- **Requirements**
Gather every line from the entries below that includes "变化较大".

"""

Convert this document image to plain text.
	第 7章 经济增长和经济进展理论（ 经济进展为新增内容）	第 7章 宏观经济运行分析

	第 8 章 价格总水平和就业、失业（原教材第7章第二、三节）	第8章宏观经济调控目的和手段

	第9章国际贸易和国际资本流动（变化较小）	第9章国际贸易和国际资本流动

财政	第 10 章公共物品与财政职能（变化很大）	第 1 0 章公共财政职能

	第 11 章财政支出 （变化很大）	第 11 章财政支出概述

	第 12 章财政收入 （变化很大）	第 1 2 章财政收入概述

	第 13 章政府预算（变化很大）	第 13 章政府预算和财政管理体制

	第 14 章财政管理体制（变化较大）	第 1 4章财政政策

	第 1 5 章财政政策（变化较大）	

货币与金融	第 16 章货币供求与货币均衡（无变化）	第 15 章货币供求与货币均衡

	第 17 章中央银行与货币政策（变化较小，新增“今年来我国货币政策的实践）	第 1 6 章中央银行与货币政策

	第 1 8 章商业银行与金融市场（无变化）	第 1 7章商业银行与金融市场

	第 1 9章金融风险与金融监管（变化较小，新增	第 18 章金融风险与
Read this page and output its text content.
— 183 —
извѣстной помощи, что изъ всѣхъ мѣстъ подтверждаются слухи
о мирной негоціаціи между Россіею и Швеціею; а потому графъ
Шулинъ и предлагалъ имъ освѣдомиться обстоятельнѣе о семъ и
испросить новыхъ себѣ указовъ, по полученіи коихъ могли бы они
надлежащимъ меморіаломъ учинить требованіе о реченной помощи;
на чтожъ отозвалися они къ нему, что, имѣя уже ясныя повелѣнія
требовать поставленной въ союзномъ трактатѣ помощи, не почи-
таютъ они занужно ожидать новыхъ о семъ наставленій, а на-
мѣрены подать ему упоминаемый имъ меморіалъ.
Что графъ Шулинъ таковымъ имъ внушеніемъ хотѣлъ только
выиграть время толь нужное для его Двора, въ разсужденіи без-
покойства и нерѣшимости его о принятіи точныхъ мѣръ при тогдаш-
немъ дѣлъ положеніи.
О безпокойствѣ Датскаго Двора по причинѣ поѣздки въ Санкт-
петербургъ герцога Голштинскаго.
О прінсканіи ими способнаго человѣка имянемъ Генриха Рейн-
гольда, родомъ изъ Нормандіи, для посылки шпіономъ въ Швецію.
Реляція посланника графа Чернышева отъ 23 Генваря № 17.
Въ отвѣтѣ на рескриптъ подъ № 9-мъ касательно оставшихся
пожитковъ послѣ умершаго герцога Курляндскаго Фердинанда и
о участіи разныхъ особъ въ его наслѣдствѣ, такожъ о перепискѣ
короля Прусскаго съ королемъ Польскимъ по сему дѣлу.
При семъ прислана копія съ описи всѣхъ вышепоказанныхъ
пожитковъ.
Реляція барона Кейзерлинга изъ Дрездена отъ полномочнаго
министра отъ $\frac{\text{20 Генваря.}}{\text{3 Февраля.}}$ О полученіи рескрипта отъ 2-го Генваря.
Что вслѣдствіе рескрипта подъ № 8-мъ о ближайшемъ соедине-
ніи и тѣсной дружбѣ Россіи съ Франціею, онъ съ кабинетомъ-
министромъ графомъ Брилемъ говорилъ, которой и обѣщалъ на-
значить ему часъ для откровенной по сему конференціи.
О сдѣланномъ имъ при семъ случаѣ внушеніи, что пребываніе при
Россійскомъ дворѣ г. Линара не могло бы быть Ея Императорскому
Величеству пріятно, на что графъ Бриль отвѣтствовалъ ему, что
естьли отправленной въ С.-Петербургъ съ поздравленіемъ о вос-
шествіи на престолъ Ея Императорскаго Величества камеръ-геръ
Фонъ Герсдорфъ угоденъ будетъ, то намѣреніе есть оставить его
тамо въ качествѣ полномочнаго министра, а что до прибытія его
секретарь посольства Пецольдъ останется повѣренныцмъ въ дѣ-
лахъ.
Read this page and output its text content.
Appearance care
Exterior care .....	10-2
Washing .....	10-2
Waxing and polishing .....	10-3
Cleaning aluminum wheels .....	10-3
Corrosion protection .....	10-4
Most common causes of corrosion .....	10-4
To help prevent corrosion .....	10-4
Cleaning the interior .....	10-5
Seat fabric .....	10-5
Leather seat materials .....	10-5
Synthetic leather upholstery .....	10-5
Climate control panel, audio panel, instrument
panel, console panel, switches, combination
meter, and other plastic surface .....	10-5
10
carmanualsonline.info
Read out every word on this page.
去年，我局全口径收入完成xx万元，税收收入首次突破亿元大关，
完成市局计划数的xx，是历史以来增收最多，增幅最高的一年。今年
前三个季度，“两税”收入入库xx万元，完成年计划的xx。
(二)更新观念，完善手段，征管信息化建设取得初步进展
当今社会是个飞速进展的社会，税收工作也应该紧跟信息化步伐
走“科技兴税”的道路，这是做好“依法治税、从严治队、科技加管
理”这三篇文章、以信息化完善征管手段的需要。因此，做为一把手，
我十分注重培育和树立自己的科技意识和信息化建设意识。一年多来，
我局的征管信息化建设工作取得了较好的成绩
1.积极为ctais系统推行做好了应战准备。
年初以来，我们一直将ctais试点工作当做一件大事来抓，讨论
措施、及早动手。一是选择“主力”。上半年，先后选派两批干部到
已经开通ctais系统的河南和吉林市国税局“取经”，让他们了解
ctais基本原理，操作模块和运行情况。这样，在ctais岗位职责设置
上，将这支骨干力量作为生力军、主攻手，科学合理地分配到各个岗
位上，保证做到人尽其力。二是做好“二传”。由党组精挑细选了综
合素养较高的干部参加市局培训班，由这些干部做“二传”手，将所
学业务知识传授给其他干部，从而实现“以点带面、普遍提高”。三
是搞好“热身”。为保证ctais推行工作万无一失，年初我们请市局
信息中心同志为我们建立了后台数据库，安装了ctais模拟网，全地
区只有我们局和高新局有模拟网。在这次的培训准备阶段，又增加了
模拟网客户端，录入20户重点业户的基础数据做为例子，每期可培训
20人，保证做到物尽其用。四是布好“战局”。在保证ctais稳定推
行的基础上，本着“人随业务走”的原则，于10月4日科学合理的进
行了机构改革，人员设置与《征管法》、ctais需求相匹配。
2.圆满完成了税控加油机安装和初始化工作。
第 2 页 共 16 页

"""

- **Reply to the exercise**
	第 14 章财政管理体制（变化较大）	第 1 4章财政政策
	第 1 5 章财政政策（变化较大）	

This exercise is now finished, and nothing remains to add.